--- START OF LISTING ---

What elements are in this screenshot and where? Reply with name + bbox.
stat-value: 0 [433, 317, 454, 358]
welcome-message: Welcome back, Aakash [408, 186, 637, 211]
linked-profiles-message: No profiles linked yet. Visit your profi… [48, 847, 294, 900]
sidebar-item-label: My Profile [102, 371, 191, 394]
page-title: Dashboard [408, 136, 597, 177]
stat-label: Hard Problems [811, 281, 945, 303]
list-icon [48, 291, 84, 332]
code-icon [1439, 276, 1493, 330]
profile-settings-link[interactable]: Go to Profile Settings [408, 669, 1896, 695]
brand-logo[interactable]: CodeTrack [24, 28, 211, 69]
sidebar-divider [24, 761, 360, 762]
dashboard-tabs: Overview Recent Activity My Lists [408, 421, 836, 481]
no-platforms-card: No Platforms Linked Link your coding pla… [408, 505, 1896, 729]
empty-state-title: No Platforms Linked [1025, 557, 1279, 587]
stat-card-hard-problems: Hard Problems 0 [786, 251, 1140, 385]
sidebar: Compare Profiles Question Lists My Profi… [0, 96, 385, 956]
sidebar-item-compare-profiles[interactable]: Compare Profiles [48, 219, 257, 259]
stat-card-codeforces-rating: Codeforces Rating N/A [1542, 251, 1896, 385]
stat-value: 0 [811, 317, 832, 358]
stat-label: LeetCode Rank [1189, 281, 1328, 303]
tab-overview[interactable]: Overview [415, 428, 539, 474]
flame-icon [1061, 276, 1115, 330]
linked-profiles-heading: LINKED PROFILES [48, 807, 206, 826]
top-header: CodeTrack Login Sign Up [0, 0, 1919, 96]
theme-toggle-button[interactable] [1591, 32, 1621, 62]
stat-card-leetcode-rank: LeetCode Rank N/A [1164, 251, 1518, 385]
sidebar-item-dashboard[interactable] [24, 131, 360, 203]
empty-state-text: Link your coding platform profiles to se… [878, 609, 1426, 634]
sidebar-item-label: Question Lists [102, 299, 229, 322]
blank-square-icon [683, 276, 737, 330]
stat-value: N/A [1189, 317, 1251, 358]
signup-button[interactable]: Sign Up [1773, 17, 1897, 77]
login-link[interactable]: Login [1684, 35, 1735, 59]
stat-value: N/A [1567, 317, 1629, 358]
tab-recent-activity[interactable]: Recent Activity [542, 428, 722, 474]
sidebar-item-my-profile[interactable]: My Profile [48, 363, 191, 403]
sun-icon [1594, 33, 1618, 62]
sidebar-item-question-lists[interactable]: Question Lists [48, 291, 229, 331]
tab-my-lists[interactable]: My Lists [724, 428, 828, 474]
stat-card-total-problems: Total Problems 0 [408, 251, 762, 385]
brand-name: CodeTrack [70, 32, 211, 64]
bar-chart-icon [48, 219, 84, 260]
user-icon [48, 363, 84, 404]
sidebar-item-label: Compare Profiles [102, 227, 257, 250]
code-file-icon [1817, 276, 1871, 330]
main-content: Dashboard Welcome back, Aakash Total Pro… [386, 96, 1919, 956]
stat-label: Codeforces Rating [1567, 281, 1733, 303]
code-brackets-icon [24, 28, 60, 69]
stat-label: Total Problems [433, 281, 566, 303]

--- END OF LISTING ---

WHAT IS REQUIRED
Pull out every line from the entries above that contains the string "Welcome". Case matters, so copy only the lines where it appears with that exact capitalization.

RESPONSE FOR THIS EXERCISE
welcome-message: Welcome back, Aakash [408, 186, 637, 211]
main-content: Dashboard Welcome back, Aakash Total Pro… [386, 96, 1919, 956]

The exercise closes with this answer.